• _REQUIREMENTS_
Scan the entries below for the word "Cultural". Copy each line that has it.
══ RECORDS PROVIDED
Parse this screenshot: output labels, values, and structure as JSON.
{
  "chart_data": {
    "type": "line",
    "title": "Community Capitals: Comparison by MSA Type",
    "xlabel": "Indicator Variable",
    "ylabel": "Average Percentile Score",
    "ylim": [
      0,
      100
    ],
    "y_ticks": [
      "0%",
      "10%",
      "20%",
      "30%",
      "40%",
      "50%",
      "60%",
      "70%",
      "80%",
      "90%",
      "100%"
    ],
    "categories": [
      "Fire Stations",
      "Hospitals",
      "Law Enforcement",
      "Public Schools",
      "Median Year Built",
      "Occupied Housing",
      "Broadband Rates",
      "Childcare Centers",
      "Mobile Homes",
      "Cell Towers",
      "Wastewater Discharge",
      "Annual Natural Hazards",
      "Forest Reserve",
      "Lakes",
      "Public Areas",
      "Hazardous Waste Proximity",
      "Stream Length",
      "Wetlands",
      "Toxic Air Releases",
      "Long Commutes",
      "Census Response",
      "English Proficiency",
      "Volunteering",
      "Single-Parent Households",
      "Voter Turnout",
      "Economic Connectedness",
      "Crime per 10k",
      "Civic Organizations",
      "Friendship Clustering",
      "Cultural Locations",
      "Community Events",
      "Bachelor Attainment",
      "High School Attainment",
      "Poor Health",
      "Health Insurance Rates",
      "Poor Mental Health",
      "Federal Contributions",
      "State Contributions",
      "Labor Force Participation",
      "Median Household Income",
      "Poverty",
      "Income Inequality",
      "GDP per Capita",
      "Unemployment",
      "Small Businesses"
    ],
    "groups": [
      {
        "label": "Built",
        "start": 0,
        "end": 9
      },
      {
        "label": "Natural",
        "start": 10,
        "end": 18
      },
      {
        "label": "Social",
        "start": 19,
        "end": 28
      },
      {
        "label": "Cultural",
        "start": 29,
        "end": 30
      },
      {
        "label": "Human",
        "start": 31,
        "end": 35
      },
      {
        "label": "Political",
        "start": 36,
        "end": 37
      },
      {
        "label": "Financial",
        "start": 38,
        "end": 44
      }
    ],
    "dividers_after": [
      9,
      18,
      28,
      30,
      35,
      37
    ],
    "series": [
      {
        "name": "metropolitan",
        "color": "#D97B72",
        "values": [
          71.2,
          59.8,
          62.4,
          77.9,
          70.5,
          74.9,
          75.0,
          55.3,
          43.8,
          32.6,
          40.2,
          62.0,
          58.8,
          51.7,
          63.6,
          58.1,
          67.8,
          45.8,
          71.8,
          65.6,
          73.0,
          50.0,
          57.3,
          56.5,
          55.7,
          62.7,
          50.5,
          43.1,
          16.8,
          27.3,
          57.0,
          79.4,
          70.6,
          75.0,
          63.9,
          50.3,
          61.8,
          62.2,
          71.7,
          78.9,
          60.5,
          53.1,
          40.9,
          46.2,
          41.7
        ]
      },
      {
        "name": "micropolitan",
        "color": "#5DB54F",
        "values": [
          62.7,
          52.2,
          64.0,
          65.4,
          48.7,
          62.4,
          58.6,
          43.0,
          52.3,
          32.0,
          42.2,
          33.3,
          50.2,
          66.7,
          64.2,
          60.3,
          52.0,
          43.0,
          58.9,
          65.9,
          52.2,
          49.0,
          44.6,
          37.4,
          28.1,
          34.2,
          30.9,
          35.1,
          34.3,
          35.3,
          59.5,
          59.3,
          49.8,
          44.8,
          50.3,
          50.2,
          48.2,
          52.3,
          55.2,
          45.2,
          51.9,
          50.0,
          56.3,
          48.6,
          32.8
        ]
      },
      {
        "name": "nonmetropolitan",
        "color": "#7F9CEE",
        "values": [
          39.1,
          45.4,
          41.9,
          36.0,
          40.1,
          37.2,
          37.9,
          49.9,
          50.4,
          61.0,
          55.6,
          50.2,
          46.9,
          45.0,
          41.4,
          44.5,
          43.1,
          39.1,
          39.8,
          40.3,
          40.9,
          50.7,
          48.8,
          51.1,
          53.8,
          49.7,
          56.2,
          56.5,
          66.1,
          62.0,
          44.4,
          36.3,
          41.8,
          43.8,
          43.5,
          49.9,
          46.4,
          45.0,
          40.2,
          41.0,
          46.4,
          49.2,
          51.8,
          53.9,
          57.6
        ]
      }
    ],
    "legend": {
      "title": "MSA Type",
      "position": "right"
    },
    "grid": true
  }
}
════
• _SOLUTION FOR THIS PROBLEM_
      "Cultural Locations",
        "label": "Cultural",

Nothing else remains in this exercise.